How many lines in the listing below include the word "Magnetic"? Reply with the count alone.

------ GIVEN INFORMATION ------

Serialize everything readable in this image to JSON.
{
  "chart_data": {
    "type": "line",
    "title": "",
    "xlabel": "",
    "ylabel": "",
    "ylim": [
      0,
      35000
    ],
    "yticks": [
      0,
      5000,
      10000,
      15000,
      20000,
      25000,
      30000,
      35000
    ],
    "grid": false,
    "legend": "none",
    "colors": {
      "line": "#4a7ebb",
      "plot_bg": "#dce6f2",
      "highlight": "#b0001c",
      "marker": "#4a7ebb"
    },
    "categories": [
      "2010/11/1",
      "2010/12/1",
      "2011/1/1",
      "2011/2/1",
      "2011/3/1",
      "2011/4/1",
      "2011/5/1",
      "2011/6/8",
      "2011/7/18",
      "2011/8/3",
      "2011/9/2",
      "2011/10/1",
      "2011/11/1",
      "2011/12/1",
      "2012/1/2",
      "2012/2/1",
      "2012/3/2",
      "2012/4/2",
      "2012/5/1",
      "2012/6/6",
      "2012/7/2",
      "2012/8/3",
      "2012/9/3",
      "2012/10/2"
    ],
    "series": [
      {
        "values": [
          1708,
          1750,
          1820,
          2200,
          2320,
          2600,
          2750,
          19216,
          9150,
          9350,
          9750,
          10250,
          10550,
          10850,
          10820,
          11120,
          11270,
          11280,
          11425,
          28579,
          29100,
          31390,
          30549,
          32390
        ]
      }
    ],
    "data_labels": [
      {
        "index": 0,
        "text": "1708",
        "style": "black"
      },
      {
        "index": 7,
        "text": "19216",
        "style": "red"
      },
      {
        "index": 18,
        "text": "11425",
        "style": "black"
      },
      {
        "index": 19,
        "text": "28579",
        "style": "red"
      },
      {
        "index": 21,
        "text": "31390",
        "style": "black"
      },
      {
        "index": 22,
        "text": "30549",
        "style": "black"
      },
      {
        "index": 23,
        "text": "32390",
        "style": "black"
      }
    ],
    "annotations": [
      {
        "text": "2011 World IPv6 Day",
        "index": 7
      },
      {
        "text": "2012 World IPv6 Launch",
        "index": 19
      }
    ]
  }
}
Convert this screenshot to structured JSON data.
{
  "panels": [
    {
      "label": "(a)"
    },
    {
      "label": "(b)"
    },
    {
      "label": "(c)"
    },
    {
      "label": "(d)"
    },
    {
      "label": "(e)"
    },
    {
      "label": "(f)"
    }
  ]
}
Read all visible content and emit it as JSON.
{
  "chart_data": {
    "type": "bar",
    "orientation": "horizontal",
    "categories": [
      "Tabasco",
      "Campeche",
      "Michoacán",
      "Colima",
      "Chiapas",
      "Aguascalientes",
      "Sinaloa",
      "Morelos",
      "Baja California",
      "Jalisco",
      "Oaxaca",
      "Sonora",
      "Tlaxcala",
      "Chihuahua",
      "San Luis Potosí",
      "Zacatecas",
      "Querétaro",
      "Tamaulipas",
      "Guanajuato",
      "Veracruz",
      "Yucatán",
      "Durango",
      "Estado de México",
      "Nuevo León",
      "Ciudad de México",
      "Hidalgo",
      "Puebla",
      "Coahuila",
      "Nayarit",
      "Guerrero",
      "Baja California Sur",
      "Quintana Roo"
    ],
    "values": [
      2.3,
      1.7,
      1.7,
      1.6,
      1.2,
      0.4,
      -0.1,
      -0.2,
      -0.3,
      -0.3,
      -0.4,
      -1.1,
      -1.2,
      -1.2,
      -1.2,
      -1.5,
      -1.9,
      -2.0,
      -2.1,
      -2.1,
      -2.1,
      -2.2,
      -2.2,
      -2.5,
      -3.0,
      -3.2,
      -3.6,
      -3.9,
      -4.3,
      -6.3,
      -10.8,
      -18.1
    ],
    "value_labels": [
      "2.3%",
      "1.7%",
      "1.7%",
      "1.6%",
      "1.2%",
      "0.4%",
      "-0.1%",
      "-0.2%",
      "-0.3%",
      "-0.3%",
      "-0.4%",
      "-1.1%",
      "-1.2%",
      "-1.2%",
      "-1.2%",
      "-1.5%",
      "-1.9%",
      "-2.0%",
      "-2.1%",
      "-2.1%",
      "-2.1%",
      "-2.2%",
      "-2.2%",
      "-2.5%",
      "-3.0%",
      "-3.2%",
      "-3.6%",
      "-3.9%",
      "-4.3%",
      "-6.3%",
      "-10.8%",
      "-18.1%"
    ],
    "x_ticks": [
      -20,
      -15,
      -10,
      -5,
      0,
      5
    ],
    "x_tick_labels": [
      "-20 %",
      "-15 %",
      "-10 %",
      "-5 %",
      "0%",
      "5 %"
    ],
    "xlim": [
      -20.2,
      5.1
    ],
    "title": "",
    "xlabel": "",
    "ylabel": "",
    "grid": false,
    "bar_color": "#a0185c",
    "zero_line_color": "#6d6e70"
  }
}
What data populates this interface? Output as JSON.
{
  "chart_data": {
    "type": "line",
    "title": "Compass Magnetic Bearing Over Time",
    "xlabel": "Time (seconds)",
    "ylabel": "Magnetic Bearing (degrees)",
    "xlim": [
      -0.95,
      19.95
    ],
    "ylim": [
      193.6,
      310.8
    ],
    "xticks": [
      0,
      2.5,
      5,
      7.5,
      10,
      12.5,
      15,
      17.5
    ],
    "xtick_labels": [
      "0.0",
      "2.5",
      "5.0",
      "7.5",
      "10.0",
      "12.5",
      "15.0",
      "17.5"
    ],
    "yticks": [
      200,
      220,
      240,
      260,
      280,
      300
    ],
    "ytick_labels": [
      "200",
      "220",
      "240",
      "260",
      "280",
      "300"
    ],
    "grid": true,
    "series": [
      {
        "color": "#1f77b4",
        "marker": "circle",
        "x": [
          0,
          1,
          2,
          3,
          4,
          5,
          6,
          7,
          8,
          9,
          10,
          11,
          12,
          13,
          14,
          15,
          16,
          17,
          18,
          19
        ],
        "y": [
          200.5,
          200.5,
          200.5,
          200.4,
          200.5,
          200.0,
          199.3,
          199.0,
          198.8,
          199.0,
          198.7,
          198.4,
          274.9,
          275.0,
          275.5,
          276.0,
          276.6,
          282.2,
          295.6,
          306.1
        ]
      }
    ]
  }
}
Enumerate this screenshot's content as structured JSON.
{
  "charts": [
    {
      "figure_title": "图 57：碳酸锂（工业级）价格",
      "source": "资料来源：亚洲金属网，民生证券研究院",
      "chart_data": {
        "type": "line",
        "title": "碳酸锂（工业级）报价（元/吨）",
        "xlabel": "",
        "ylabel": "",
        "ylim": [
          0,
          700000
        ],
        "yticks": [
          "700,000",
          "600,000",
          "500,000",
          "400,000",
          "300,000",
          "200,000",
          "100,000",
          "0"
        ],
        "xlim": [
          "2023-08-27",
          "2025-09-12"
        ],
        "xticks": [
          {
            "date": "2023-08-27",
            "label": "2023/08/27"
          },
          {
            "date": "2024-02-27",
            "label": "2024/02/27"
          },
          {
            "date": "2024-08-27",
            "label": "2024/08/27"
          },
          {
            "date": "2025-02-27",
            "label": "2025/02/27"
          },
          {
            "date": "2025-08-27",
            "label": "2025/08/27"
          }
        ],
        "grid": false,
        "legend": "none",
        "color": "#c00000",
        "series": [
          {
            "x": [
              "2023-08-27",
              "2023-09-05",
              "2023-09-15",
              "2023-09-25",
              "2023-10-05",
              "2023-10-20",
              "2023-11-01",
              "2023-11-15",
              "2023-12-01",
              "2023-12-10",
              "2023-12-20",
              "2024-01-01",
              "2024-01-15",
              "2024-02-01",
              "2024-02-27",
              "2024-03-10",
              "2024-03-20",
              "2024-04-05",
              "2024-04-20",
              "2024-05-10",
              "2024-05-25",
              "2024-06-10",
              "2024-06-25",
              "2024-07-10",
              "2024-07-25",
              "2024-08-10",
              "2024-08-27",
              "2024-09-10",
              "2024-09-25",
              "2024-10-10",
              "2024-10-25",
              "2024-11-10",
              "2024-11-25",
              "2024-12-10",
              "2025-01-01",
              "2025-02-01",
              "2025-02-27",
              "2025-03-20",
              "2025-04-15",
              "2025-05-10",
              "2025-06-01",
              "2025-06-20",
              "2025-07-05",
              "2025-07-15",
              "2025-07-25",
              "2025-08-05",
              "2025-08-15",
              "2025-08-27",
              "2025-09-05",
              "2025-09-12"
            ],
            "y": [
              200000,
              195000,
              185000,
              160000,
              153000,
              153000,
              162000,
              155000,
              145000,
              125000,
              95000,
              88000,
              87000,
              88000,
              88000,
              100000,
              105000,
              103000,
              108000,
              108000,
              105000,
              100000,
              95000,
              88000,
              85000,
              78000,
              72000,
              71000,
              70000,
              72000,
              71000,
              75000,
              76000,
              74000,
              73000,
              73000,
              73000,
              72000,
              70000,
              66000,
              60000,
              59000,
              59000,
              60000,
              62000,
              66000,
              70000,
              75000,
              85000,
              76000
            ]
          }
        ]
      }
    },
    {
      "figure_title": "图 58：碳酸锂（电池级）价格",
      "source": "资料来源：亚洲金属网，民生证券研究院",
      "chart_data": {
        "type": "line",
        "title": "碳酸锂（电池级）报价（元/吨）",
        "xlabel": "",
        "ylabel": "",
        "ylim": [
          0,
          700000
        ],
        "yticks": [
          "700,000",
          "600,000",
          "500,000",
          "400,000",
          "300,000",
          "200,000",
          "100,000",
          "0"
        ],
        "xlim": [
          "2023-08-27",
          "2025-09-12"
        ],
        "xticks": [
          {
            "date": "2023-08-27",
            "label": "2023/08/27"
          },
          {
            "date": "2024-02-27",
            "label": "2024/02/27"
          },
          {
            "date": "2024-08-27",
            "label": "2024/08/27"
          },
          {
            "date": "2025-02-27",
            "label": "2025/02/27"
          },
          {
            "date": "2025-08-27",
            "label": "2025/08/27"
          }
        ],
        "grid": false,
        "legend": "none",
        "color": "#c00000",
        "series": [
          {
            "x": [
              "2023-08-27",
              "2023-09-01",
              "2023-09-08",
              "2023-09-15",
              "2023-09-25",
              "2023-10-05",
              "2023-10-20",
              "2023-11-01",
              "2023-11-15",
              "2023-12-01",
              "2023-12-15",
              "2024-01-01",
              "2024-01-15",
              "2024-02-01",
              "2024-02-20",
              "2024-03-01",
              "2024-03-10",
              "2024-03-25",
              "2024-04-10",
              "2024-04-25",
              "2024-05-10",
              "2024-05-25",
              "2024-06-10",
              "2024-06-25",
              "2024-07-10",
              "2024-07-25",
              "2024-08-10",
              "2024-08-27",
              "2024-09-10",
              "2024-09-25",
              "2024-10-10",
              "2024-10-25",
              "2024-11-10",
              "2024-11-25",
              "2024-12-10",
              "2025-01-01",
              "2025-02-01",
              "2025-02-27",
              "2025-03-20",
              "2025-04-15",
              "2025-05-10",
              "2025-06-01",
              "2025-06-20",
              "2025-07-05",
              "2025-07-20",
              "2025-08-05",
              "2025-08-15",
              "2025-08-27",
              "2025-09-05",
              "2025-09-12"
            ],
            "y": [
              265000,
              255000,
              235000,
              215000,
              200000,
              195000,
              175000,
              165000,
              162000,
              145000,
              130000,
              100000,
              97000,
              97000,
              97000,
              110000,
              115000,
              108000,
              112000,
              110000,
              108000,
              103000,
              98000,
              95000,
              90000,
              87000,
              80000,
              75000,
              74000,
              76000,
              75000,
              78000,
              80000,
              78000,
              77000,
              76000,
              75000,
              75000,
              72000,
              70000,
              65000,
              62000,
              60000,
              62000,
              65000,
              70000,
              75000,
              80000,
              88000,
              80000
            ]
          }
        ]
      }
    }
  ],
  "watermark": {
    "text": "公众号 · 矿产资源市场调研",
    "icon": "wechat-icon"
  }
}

------

> _RESULT_:
2